• What is being asked: Each record below must be returned exactly as shown.

• Provided records:
============================================================

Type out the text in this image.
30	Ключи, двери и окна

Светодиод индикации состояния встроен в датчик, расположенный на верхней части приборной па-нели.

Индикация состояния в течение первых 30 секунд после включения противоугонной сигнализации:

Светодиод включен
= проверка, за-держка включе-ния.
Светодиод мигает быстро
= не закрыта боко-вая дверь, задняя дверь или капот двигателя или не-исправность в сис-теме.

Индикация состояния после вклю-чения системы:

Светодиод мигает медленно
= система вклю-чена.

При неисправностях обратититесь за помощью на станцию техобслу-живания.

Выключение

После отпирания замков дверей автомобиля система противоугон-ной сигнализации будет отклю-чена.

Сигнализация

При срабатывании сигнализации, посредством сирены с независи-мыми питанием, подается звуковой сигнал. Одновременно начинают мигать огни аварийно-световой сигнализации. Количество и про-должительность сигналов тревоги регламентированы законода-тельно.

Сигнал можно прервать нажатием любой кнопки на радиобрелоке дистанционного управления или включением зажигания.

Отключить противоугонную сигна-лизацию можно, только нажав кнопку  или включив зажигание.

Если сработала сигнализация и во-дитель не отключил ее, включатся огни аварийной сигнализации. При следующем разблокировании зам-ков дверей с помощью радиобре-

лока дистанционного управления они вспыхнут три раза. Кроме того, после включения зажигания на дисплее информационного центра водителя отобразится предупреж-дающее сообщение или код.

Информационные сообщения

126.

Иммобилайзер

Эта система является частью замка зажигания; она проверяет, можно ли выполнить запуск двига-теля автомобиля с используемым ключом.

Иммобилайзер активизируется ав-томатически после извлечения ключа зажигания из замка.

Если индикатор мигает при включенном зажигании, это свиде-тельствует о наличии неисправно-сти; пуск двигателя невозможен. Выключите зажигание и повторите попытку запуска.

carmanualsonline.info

============================================================

• Worked solution:
Type out the text in this image.
30	Ключи, двери и окна

Светодиод индикации состояния встроен в датчик, расположенный на верхней части приборной па-нели.

Индикация состояния в течение первых 30 секунд после включения противоугонной сигнализации:

Светодиод включен
= проверка, за-держка включе-ния.
Светодиод мигает быстро
= не закрыта боко-вая дверь, задняя дверь или капот двигателя или не-исправность в сис-теме.

Индикация состояния после вклю-чения системы:

Светодиод мигает медленно
= система вклю-чена.

При неисправностях обратититесь за помощью на станцию техобслу-живания.

Выключение

После отпирания замков дверей автомобиля система противоугон-ной сигнализации будет отклю-чена.

Сигнализация

При срабатывании сигнализации, посредством сирены с независи-мыми питанием, подается звуковой сигнал. Одновременно начинают мигать огни аварийно-световой сигнализации. Количество и про-должительность сигналов тревоги регламентированы законода-тельно.

Сигнал можно прервать нажатием любой кнопки на радиобрелоке дистанционного управления или включением зажигания.

Отключить противоугонную сигна-лизацию можно, только нажав кнопку  или включив зажигание.

Если сработала сигнализация и во-дитель не отключил ее, включатся огни аварийной сигнализации. При следующем разблокировании зам-ков дверей с помощью радиобре-

лока дистанционного управления они вспыхнут три раза. Кроме того, после включения зажигания на дисплее информационного центра водителя отобразится предупреж-дающее сообщение или код.

Информационные сообщения

126.

Иммобилайзер

Эта система является частью замка зажигания; она проверяет, можно ли выполнить запуск двига-теля автомобиля с используемым ключом.

Иммобилайзер активизируется ав-томатически после извлечения ключа зажигания из замка.

Если индикатор мигает при включенном зажигании, это свиде-тельствует о наличии неисправно-сти; пуск двигателя невозможен. Выключите зажигание и повторите попытку запуска.

carmanualsonline.info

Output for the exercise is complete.